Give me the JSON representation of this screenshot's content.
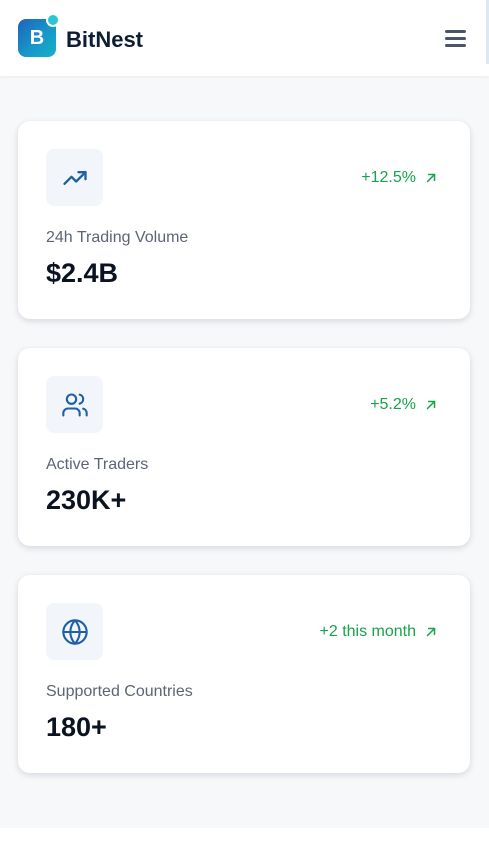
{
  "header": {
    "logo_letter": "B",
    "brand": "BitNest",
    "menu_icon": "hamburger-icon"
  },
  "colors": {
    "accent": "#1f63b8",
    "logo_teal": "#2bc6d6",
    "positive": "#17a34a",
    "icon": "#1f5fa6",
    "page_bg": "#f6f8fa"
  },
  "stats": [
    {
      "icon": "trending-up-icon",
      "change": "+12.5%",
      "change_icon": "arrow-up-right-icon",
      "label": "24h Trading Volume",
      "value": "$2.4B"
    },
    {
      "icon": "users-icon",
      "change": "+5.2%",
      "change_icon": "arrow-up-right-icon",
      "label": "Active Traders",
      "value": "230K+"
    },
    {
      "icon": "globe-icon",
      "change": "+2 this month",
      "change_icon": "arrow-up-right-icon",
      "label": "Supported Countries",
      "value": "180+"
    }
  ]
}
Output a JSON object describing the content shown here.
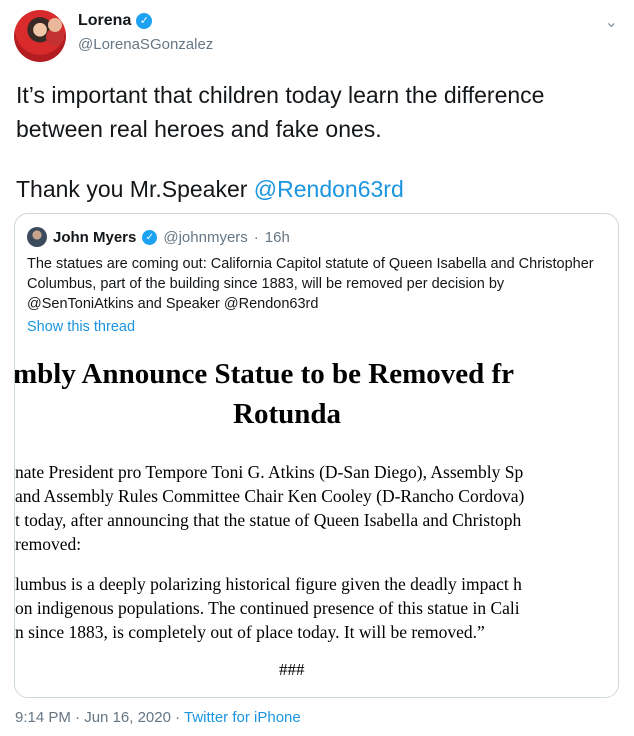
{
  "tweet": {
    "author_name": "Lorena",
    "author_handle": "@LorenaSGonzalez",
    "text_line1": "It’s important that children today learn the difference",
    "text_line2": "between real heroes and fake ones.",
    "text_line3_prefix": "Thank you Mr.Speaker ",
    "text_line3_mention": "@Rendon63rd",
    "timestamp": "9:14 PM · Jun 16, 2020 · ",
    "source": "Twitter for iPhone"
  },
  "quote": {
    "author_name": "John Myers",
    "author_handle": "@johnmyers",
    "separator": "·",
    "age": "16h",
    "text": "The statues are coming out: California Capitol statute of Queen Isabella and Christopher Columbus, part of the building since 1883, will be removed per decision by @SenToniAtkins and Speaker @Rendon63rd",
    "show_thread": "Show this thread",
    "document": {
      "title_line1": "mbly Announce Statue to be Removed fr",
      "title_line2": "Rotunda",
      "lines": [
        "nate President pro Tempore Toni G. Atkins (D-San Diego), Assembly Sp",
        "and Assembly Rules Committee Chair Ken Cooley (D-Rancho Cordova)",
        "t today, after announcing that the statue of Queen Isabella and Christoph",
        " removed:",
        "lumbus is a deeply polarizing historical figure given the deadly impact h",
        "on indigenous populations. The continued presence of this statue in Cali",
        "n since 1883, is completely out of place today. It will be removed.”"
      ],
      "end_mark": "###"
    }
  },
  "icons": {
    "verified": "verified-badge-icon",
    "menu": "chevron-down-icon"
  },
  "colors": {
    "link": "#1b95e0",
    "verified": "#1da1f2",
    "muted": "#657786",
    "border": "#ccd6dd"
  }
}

=-=-=

- What the task requires
Track down all lines above with the string "this" and copy them.

- Finished answer
Give me the JSON representation of this screenshot's content.
      "change": "+2 this month",
    "show_thread": "Show this thread",
        "on indigenous populations. The continued presence of this statue in Cali",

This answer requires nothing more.